**Task**
Please quote every line word for word.

**Records provided**
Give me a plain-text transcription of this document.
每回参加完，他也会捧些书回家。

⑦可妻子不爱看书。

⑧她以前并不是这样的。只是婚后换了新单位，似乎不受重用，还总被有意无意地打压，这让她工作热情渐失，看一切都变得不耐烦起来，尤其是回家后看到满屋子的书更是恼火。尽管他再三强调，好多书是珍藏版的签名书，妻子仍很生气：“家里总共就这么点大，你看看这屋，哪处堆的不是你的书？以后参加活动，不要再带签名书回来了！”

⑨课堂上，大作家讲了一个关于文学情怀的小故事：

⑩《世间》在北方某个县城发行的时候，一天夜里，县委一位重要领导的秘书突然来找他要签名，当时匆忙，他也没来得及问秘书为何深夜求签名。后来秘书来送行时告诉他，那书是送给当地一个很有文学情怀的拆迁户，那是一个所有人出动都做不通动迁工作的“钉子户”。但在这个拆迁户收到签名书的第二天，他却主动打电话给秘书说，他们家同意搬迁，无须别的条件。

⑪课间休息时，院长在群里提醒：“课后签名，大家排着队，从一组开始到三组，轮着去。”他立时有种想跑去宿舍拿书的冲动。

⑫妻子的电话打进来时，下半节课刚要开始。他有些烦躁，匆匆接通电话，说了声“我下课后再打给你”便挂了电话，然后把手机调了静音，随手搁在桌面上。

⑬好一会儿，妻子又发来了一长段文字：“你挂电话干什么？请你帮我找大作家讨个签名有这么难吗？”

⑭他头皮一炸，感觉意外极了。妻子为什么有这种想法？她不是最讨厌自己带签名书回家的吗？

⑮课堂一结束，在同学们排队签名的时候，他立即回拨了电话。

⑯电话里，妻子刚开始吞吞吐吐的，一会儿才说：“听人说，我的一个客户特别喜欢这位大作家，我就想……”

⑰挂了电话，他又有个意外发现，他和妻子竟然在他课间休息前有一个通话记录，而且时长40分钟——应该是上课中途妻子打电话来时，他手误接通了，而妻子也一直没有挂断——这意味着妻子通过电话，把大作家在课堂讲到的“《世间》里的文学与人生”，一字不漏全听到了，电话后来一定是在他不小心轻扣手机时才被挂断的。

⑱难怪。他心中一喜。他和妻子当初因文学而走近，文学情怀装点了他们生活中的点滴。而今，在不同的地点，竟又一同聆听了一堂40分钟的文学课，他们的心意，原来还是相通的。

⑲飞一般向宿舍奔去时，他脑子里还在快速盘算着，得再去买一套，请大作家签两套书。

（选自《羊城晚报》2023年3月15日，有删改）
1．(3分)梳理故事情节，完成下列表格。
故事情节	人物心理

**Correct result**
Give me a plain-text transcription of this document.
每回参加完，他也会捧些书回家。

⑦可妻子不爱看书。

⑧她以前并不是这样的。只是婚后换了新单位，似乎不受重用，还总被有意无意地打压，这让她工作热情渐失，看一切都变得不耐烦起来，尤其是回家后看到满屋子的书更是恼火。尽管他再三强调，好多书是珍藏版的签名书，妻子仍很生气：“家里总共就这么点大，你看看这屋，哪处堆的不是你的书？以后参加活动，不要再带签名书回来了！”

⑨课堂上，大作家讲了一个关于文学情怀的小故事：

⑩《世间》在北方某个县城发行的时候，一天夜里，县委一位重要领导的秘书突然来找他要签名，当时匆忙，他也没来得及问秘书为何深夜求签名。后来秘书来送行时告诉他，那书是送给当地一个很有文学情怀的拆迁户，那是一个所有人出动都做不通动迁工作的“钉子户”。但在这个拆迁户收到签名书的第二天，他却主动打电话给秘书说，他们家同意搬迁，无须别的条件。

⑪课间休息时，院长在群里提醒：“课后签名，大家排着队，从一组开始到三组，轮着去。”他立时有种想跑去宿舍拿书的冲动。

⑫妻子的电话打进来时，下半节课刚要开始。他有些烦躁，匆匆接通电话，说了声“我下课后再打给你”便挂了电话，然后把手机调了静音，随手搁在桌面上。

⑬好一会儿，妻子又发来了一长段文字：“你挂电话干什么？请你帮我找大作家讨个签名有这么难吗？”

⑭他头皮一炸，感觉意外极了。妻子为什么有这种想法？她不是最讨厌自己带签名书回家的吗？

⑮课堂一结束，在同学们排队签名的时候，他立即回拨了电话。

⑯电话里，妻子刚开始吞吞吐吐的，一会儿才说：“听人说，我的一个客户特别喜欢这位大作家，我就想……”

⑰挂了电话，他又有个意外发现，他和妻子竟然在他课间休息前有一个通话记录，而且时长40分钟——应该是上课中途妻子打电话来时，他手误接通了，而妻子也一直没有挂断——这意味着妻子通过电话，把大作家在课堂讲到的“《世间》里的文学与人生”，一字不漏全听到了，电话后来一定是在他不小心轻扣手机时才被挂断的。

⑱难怪。他心中一喜。他和妻子当初因文学而走近，文学情怀装点了他们生活中的点滴。而今，在不同的地点，竟又一同聆听了一堂40分钟的文学课，他们的心意，原来还是相通的。

⑲飞一般向宿舍奔去时，他脑子里还在快速盘算着，得再去买一套，请大作家签两套书。

（选自《羊城晚报》2023年3月15日，有删改）
1．(3分)梳理故事情节，完成下列表格。
故事情节	人物心理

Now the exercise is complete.